Extracted records:
● ● ● ●

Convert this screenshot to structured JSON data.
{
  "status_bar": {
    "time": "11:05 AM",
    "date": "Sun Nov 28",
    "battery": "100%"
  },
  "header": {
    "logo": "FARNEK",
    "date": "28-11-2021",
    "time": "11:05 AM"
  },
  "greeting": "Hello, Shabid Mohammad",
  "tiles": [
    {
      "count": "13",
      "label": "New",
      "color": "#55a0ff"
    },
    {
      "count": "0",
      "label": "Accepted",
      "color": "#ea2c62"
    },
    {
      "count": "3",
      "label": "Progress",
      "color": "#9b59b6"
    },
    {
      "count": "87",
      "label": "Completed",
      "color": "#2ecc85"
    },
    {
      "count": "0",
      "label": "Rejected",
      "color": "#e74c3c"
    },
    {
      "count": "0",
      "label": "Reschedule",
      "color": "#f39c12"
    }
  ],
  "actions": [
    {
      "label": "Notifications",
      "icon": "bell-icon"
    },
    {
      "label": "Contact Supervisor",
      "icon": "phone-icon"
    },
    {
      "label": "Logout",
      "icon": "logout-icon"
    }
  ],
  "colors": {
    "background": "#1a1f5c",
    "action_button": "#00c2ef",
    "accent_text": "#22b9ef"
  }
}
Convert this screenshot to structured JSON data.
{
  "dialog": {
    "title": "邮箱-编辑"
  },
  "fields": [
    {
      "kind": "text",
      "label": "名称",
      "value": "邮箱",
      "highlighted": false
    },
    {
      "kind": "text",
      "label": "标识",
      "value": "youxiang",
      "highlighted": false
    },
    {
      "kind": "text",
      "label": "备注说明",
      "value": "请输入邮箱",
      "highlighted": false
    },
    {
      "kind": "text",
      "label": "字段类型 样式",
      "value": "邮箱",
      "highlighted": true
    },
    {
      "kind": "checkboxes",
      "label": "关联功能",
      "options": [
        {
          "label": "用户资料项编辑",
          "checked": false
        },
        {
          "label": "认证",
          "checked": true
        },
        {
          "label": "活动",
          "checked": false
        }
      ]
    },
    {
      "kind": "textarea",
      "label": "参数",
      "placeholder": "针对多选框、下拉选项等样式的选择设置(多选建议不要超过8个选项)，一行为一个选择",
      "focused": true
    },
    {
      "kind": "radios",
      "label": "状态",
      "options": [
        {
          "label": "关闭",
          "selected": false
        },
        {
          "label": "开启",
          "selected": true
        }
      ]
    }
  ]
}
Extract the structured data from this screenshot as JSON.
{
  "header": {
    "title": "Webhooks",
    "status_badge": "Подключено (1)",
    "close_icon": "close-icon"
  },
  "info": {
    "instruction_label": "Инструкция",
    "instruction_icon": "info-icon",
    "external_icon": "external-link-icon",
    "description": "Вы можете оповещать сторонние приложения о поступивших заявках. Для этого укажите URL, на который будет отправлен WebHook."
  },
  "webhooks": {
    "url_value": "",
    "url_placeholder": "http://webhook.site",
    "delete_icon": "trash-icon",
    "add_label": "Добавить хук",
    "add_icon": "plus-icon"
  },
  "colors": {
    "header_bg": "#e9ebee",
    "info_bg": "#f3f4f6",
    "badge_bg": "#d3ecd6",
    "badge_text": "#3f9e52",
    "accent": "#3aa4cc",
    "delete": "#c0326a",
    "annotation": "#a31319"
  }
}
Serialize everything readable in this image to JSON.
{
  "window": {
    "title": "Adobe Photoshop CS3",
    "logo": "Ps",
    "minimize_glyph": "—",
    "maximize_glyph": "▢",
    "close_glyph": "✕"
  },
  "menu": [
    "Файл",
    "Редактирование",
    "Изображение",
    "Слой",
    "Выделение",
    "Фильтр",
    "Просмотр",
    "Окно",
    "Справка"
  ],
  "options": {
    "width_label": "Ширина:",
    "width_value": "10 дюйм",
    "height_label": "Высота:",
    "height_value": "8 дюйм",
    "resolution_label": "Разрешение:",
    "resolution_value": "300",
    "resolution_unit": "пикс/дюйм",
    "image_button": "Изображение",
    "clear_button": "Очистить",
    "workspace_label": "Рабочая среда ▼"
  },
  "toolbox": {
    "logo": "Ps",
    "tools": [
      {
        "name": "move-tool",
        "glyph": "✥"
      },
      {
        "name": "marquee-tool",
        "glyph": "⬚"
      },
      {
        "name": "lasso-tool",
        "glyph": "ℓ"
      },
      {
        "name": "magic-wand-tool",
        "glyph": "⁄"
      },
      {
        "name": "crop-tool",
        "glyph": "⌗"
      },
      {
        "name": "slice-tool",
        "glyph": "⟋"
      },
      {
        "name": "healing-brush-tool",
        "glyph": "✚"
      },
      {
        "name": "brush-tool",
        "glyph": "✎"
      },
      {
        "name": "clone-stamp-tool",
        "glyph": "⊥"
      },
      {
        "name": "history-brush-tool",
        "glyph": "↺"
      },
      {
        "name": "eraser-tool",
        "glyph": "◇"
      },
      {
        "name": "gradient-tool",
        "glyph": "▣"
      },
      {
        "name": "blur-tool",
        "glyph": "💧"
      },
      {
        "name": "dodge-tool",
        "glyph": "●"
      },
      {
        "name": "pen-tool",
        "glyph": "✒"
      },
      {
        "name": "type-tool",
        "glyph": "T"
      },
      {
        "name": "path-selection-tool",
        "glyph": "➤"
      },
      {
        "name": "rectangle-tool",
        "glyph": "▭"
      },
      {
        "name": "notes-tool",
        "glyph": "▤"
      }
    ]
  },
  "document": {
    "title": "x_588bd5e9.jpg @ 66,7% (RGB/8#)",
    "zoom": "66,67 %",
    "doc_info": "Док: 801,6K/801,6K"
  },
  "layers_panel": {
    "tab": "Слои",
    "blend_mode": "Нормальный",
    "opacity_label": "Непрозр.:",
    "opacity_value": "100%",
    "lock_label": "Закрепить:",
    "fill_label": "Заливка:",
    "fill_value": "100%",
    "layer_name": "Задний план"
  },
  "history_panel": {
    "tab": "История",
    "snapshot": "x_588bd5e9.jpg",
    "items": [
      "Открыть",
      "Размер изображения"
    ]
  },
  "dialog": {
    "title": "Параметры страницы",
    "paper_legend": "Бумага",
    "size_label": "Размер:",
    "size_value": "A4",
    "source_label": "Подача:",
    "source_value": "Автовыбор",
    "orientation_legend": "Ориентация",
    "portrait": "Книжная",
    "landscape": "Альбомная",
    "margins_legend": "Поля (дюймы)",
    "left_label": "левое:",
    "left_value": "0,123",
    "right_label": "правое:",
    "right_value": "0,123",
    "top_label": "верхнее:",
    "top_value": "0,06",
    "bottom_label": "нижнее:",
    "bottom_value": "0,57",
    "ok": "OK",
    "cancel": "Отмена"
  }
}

● ● ● ●

Instructions to follow: Repeat all the entries word for word.

The answer:
Convert this screenshot to structured JSON data.
{
  "status_bar": {
    "time": "11:05 AM",
    "date": "Sun Nov 28",
    "battery": "100%"
  },
  "header": {
    "logo": "FARNEK",
    "date": "28-11-2021",
    "time": "11:05 AM"
  },
  "greeting": "Hello, Shabid Mohammad",
  "tiles": [
    {
      "count": "13",
      "label": "New",
      "color": "#55a0ff"
    },
    {
      "count": "0",
      "label": "Accepted",
      "color": "#ea2c62"
    },
    {
      "count": "3",
      "label": "Progress",
      "color": "#9b59b6"
    },
    {
      "count": "87",
      "label": "Completed",
      "color": "#2ecc85"
    },
    {
      "count": "0",
      "label": "Rejected",
      "color": "#e74c3c"
    },
    {
      "count": "0",
      "label": "Reschedule",
      "color": "#f39c12"
    }
  ],
  "actions": [
    {
      "label": "Notifications",
      "icon": "bell-icon"
    },
    {
      "label": "Contact Supervisor",
      "icon": "phone-icon"
    },
    {
      "label": "Logout",
      "icon": "logout-icon"
    }
  ],
  "colors": {
    "background": "#1a1f5c",
    "action_button": "#00c2ef",
    "accent_text": "#22b9ef"
  }
}
Convert this screenshot to structured JSON data.
{
  "dialog": {
    "title": "邮箱-编辑"
  },
  "fields": [
    {
      "kind": "text",
      "label": "名称",
      "value": "邮箱",
      "highlighted": false
    },
    {
      "kind": "text",
      "label": "标识",
      "value": "youxiang",
      "highlighted": false
    },
    {
      "kind": "text",
      "label": "备注说明",
      "value": "请输入邮箱",
      "highlighted": false
    },
    {
      "kind": "text",
      "label": "字段类型 样式",
      "value": "邮箱",
      "highlighted": true
    },
    {
      "kind": "checkboxes",
      "label": "关联功能",
      "options": [
        {
          "label": "用户资料项编辑",
          "checked": false
        },
        {
          "label": "认证",
          "checked": true
        },
        {
          "label": "活动",
          "checked": false
        }
      ]
    },
    {
      "kind": "textarea",
      "label": "参数",
      "placeholder": "针对多选框、下拉选项等样式的选择设置(多选建议不要超过8个选项)，一行为一个选择",
      "focused": true
    },
    {
      "kind": "radios",
      "label": "状态",
      "options": [
        {
          "label": "关闭",
          "selected": false
        },
        {
          "label": "开启",
          "selected": true
        }
      ]
    }
  ]
}
Extract the structured data from this screenshot as JSON.
{
  "header": {
    "title": "Webhooks",
    "status_badge": "Подключено (1)",
    "close_icon": "close-icon"
  },
  "info": {
    "instruction_label": "Инструкция",
    "instruction_icon": "info-icon",
    "external_icon": "external-link-icon",
    "description": "Вы можете оповещать сторонние приложения о поступивших заявках. Для этого укажите URL, на который будет отправлен WebHook."
  },
  "webhooks": {
    "url_value": "",
    "url_placeholder": "http://webhook.site",
    "delete_icon": "trash-icon",
    "add_label": "Добавить хук",
    "add_icon": "plus-icon"
  },
  "colors": {
    "header_bg": "#e9ebee",
    "info_bg": "#f3f4f6",
    "badge_bg": "#d3ecd6",
    "badge_text": "#3f9e52",
    "accent": "#3aa4cc",
    "delete": "#c0326a",
    "annotation": "#a31319"
  }
}
Serialize everything readable in this image to JSON.
{
  "window": {
    "title": "Adobe Photoshop CS3",
    "logo": "Ps",
    "minimize_glyph": "—",
    "maximize_glyph": "▢",
    "close_glyph": "✕"
  },
  "menu": [
    "Файл",
    "Редактирование",
    "Изображение",
    "Слой",
    "Выделение",
    "Фильтр",
    "Просмотр",
    "Окно",
    "Справка"
  ],
  "options": {
    "width_label": "Ширина:",
    "width_value": "10 дюйм",
    "height_label": "Высота:",
    "height_value": "8 дюйм",
    "resolution_label": "Разрешение:",
    "resolution_value": "300",
    "resolution_unit": "пикс/дюйм",
    "image_button": "Изображение",
    "clear_button": "Очистить",
    "workspace_label": "Рабочая среда ▼"
  },
  "toolbox": {
    "logo": "Ps",
    "tools": [
      {
        "name": "move-tool",
        "glyph": "✥"
      },
      {
        "name": "marquee-tool",
        "glyph": "⬚"
      },
      {
        "name": "lasso-tool",
        "glyph": "ℓ"
      },
      {
        "name": "magic-wand-tool",
        "glyph": "⁄"
      },
      {
        "name": "crop-tool",
        "glyph": "⌗"
      },
      {
        "name": "slice-tool",
        "glyph": "⟋"
      },
      {
        "name": "healing-brush-tool",
        "glyph": "✚"
      },
      {
        "name": "brush-tool",
        "glyph": "✎"
      },
      {
        "name": "clone-stamp-tool",
        "glyph": "⊥"
      },
      {
        "name": "history-brush-tool",
        "glyph": "↺"
      },
      {
        "name": "eraser-tool",
        "glyph": "◇"
      },
      {
        "name": "gradient-tool",
        "glyph": "▣"
      },
      {
        "name": "blur-tool",
        "glyph": "💧"
      },
      {
        "name": "dodge-tool",
        "glyph": "●"
      },
      {
        "name": "pen-tool",
        "glyph": "✒"
      },
      {
        "name": "type-tool",
        "glyph": "T"
      },
      {
        "name": "path-selection-tool",
        "glyph": "➤"
      },
      {
        "name": "rectangle-tool",
        "glyph": "▭"
      },
      {
        "name": "notes-tool",
        "glyph": "▤"
      }
    ]
  },
  "document": {
    "title": "x_588bd5e9.jpg @ 66,7% (RGB/8#)",
    "zoom": "66,67 %",
    "doc_info": "Док: 801,6K/801,6K"
  },
  "layers_panel": {
    "tab": "Слои",
    "blend_mode": "Нормальный",
    "opacity_label": "Непрозр.:",
    "opacity_value": "100%",
    "lock_label": "Закрепить:",
    "fill_label": "Заливка:",
    "fill_value": "100%",
    "layer_name": "Задний план"
  },
  "history_panel": {
    "tab": "История",
    "snapshot": "x_588bd5e9.jpg",
    "items": [
      "Открыть",
      "Размер изображения"
    ]
  },
  "dialog": {
    "title": "Параметры страницы",
    "paper_legend": "Бумага",
    "size_label": "Размер:",
    "size_value": "A4",
    "source_label": "Подача:",
    "source_value": "Автовыбор",
    "orientation_legend": "Ориентация",
    "portrait": "Книжная",
    "landscape": "Альбомная",
    "margins_legend": "Поля (дюймы)",
    "left_label": "левое:",
    "left_value": "0,123",
    "right_label": "правое:",
    "right_value": "0,123",
    "top_label": "верхнее:",
    "top_value": "0,06",
    "bottom_label": "нижнее:",
    "bottom_value": "0,57",
    "ok": "OK",
    "cancel": "Отмена"
  }
}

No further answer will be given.